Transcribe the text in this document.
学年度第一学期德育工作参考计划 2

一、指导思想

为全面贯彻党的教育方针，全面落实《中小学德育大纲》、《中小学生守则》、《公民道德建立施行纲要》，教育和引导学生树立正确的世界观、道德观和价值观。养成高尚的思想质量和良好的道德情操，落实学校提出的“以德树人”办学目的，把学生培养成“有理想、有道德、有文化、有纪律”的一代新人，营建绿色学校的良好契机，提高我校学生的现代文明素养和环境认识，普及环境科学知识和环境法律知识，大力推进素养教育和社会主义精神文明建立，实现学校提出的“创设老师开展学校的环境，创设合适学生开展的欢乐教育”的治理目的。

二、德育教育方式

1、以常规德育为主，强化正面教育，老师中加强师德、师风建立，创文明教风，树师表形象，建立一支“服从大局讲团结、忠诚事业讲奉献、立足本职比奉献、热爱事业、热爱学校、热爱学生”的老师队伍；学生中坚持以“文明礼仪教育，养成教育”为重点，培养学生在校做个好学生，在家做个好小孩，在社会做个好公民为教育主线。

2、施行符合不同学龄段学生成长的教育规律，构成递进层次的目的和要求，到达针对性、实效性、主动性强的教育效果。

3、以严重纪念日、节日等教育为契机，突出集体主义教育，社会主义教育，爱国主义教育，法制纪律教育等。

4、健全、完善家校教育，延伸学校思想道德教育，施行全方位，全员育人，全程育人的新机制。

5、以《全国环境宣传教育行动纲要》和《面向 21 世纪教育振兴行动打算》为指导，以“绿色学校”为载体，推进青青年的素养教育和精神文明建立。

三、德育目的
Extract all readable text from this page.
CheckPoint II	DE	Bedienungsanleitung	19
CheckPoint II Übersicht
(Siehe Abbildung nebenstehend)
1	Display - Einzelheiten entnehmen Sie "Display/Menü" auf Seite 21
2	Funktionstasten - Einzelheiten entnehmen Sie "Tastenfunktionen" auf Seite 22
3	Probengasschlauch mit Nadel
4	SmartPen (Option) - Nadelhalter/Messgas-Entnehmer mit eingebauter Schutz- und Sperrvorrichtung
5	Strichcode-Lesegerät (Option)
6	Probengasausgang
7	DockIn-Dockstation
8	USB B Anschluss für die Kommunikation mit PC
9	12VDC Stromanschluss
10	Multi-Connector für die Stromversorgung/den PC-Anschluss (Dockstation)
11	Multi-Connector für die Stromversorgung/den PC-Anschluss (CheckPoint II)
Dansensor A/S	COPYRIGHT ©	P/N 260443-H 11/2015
______
| AIM OF THE EXERCISE |
Repeat, exactly and only, the lines above from the one containing "Extract all readable text from this page." through the end of the material.

| SOLUTION TO THE PROBLEM |
Extract all readable text from this page.
CheckPoint II	DE	Bedienungsanleitung	19
CheckPoint II Übersicht
(Siehe Abbildung nebenstehend)
1	Display - Einzelheiten entnehmen Sie "Display/Menü" auf Seite 21
2	Funktionstasten - Einzelheiten entnehmen Sie "Tastenfunktionen" auf Seite 22
3	Probengasschlauch mit Nadel
4	SmartPen (Option) - Nadelhalter/Messgas-Entnehmer mit eingebauter Schutz- und Sperrvorrichtung
5	Strichcode-Lesegerät (Option)
6	Probengasausgang
7	DockIn-Dockstation
8	USB B Anschluss für die Kommunikation mit PC
9	12VDC Stromanschluss
10	Multi-Connector für die Stromversorgung/den PC-Anschluss (Dockstation)
11	Multi-Connector für die Stromversorgung/den PC-Anschluss (CheckPoint II)
Dansensor A/S	COPYRIGHT ©	P/N 260443-H 11/2015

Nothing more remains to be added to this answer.